#### [Given problem]
In the material below, the lines containing the word "technology" are required; copy each of them.

+ + + + +

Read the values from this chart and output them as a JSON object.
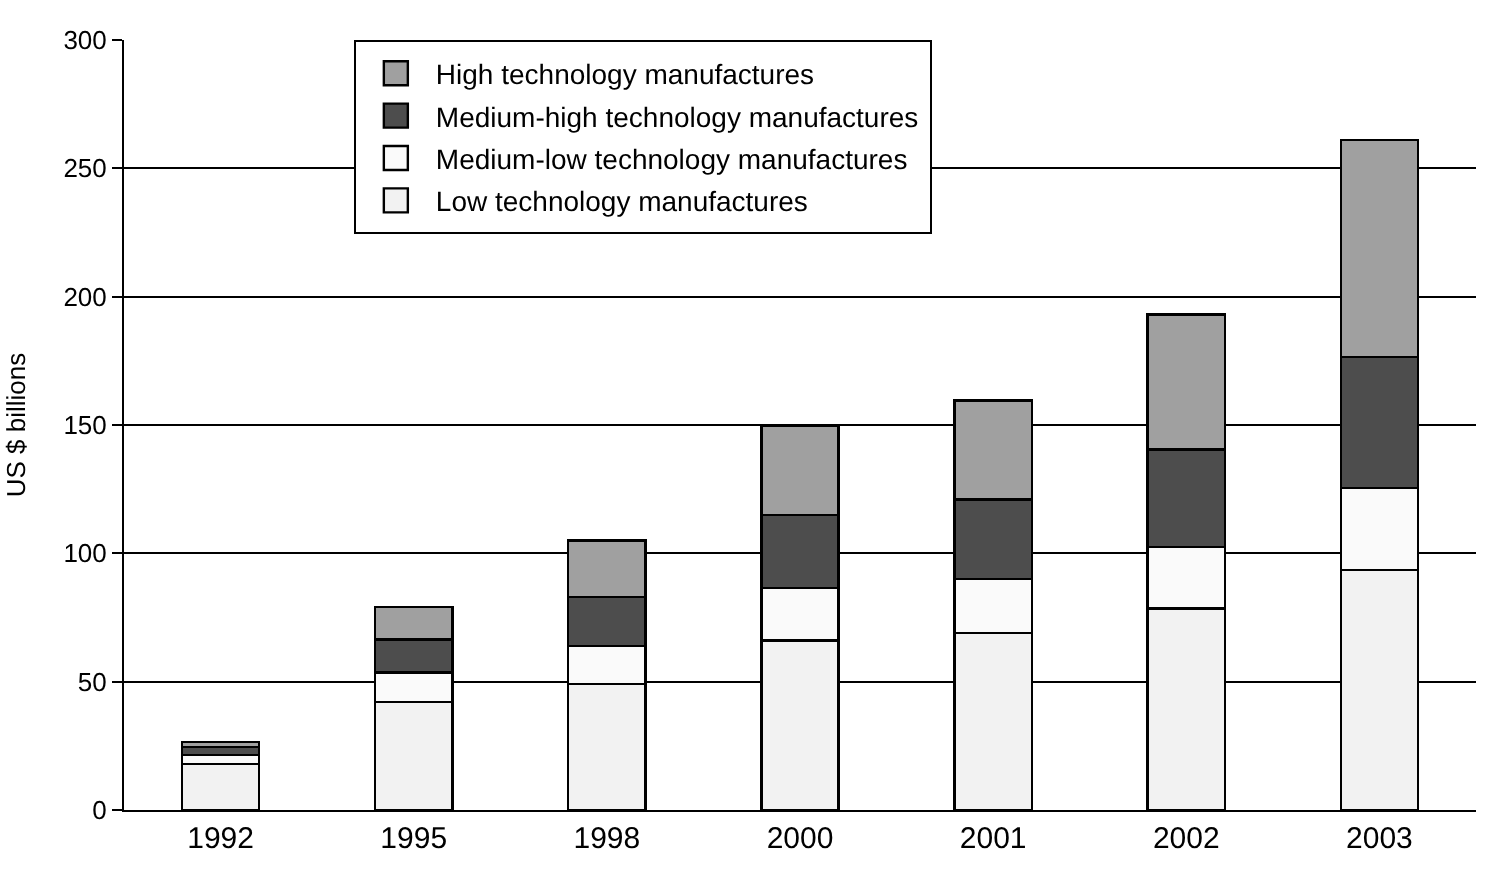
{
  "chart_data": {
    "type": "bar",
    "stacked": true,
    "ylabel": "US $ billions",
    "categories": [
      "1992",
      "1995",
      "1998",
      "2000",
      "2001",
      "2002",
      "2003"
    ],
    "series": [
      {
        "name": "Low technology manufactures",
        "color": "#f2f2f2",
        "values": [
          18,
          42,
          49,
          66,
          69,
          78.5,
          93.5
        ]
      },
      {
        "name": "Medium-low technology manufactures",
        "color": "#fafafa",
        "values": [
          3.5,
          11.5,
          15,
          20.5,
          21,
          24,
          32
        ]
      },
      {
        "name": "Medium-high technology manufactures",
        "color": "#4d4d4d",
        "values": [
          3,
          13,
          19,
          28.5,
          31,
          38,
          51
        ]
      },
      {
        "name": "High technology manufactures",
        "color": "#a0a0a0",
        "values": [
          2,
          12.5,
          22,
          34.5,
          38.5,
          52.5,
          84.5
        ]
      }
    ],
    "ylim": [
      0,
      300
    ],
    "yticks": [
      0,
      50,
      100,
      150,
      200,
      250,
      300
    ],
    "grid": "y",
    "legend": "top left"
  }
}
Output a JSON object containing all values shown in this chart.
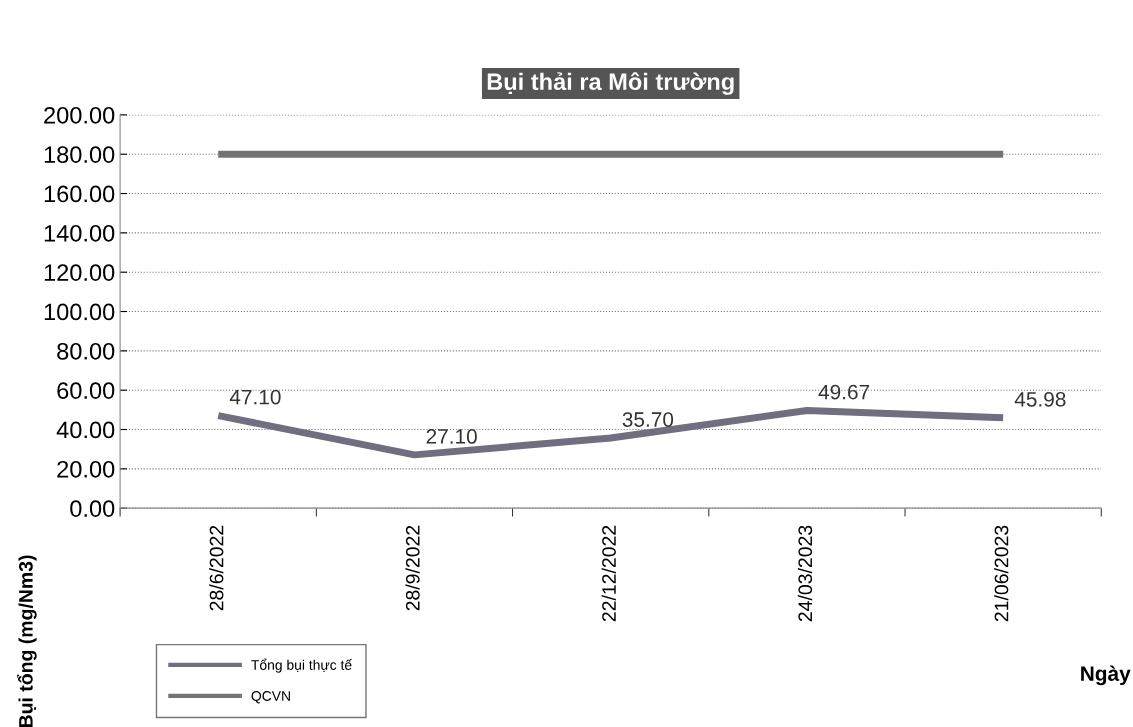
{
  "chart_data": {
    "type": "line",
    "title": "Bụi thải ra Môi trường",
    "xlabel": "Ngày",
    "ylabel": "Bụi tổng (mg/Nm3)",
    "categories": [
      "28/6/2022",
      "28/9/2022",
      "22/12/2022",
      "24/03/2023",
      "21/06/2023"
    ],
    "series": [
      {
        "name": "Tổng bụi thực tế",
        "color": "#6f6f80",
        "values": [
          47.1,
          27.1,
          35.7,
          49.67,
          45.98
        ],
        "value_labels": [
          "47.10",
          "27.10",
          "35.70",
          "49.67",
          "45.98"
        ]
      },
      {
        "name": "QCVN",
        "color": "#737373",
        "values": [
          180,
          180,
          180,
          180,
          180
        ]
      }
    ],
    "ylim": [
      0,
      200
    ],
    "yticks": [
      {
        "value": 0,
        "label": "0.00"
      },
      {
        "value": 20,
        "label": "20.00"
      },
      {
        "value": 40,
        "label": "40.00"
      },
      {
        "value": 60,
        "label": "60.00"
      },
      {
        "value": 80,
        "label": "80.00"
      },
      {
        "value": 100,
        "label": "100.00"
      },
      {
        "value": 120,
        "label": "120.00"
      },
      {
        "value": 140,
        "label": "140.00"
      },
      {
        "value": 160,
        "label": "160.00"
      },
      {
        "value": 180,
        "label": "180.00"
      },
      {
        "value": 200,
        "label": "200.00"
      }
    ],
    "grid": "y",
    "legend": "bottom left",
    "marker": "none",
    "line_style": "solid"
  }
}
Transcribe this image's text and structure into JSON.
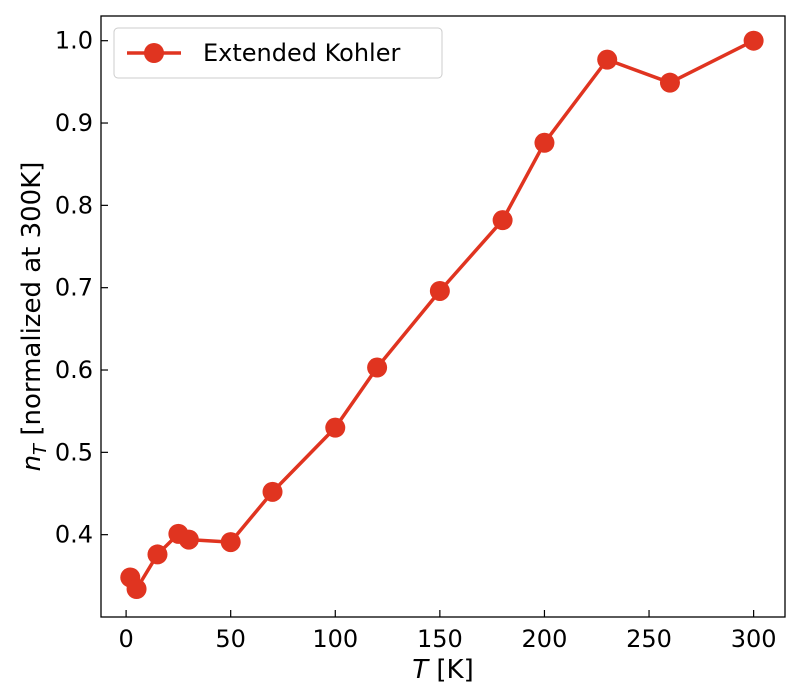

+ + + + +

#### [Finished answer]
        "name": "Low technology manufactures",
        "name": "Medium-low technology manufactures",
        "name": "Medium-high technology manufactures",
        "name": "High technology manufactures",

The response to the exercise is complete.